Work required: Sort through the data and copy the lines holding the word "JSON".

(Chart and figure data)
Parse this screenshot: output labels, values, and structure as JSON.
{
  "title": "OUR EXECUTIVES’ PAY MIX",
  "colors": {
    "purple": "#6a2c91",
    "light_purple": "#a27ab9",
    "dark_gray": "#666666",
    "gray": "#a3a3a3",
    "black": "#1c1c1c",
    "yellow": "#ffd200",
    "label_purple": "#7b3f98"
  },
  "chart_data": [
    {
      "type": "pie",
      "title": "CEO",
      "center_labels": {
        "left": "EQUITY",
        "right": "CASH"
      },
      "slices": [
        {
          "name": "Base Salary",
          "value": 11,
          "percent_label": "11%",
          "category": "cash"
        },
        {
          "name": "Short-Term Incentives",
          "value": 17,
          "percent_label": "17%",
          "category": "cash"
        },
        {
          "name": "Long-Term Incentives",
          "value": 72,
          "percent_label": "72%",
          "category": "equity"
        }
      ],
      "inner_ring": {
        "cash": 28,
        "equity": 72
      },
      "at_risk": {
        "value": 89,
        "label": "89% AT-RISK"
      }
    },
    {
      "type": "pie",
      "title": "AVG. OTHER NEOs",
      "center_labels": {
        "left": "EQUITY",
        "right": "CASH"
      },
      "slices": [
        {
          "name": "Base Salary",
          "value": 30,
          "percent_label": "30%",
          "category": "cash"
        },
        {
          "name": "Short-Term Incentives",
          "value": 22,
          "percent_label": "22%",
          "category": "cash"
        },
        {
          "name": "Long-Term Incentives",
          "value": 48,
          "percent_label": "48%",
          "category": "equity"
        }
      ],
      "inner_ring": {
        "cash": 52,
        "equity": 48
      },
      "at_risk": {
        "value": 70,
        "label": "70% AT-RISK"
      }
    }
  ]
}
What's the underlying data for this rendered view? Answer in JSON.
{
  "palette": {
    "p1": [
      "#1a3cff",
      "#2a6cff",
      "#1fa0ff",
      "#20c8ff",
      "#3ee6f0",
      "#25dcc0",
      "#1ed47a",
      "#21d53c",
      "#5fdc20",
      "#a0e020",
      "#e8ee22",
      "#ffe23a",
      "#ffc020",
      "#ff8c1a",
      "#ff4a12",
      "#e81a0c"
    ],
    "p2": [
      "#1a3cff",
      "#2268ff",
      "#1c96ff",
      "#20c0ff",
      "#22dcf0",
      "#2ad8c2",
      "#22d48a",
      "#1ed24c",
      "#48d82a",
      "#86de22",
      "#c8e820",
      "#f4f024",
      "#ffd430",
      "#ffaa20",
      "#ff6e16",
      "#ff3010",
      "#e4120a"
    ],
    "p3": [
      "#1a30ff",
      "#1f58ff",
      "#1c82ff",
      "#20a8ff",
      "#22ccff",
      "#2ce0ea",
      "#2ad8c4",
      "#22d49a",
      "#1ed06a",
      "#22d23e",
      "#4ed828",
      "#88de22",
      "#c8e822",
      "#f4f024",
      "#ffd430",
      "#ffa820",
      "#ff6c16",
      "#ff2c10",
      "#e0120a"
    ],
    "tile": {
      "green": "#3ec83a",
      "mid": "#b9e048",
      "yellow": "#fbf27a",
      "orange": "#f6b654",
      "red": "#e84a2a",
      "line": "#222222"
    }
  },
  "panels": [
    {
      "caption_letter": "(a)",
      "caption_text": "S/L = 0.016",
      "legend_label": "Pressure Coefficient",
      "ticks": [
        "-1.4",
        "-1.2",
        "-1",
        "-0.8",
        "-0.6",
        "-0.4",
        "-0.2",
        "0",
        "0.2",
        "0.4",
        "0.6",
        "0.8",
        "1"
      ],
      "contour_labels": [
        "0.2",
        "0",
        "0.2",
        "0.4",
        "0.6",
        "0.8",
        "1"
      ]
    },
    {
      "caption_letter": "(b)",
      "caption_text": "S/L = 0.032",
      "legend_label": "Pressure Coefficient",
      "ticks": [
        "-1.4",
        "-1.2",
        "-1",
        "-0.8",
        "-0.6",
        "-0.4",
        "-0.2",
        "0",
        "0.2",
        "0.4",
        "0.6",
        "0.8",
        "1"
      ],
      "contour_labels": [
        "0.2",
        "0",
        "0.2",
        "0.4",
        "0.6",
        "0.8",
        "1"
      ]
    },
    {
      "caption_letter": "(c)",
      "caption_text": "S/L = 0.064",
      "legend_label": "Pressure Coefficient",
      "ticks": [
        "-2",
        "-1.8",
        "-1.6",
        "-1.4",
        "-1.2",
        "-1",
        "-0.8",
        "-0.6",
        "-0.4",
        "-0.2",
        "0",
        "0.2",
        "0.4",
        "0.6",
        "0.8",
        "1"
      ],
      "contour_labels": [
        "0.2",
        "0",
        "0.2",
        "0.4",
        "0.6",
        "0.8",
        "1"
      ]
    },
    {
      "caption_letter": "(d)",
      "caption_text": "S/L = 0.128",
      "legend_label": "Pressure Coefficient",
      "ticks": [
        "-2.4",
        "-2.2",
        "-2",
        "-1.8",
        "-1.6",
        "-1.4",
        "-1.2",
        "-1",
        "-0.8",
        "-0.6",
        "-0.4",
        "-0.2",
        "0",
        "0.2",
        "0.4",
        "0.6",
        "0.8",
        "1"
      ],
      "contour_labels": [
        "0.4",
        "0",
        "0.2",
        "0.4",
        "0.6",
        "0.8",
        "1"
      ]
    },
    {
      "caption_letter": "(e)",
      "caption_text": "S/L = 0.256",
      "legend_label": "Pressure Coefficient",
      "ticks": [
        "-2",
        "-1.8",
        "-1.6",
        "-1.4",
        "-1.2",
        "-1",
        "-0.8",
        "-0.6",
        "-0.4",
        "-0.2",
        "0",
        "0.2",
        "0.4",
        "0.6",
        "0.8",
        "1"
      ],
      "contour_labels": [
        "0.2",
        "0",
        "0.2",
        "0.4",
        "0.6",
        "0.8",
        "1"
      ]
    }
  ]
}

--

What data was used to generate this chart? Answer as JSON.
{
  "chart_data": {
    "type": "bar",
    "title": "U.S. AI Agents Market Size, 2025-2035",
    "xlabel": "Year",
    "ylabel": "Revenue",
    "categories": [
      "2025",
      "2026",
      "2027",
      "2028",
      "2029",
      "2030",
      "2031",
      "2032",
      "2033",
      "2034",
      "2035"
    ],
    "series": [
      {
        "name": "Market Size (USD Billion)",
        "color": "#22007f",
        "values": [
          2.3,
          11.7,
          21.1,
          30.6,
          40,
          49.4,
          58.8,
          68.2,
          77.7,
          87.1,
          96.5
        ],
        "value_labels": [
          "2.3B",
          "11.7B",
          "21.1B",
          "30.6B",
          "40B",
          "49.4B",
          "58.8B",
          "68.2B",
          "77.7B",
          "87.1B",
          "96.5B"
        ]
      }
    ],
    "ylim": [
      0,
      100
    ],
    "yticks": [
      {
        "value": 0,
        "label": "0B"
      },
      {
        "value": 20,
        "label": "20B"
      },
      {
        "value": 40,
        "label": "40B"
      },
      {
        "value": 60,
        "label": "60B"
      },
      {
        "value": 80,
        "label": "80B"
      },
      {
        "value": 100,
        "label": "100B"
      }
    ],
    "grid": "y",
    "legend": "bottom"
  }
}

Response to the task:
Parse this screenshot: output labels, values, and structure as JSON.
What's the underlying data for this rendered view? Answer in JSON.
What data was used to generate this chart? Answer as JSON.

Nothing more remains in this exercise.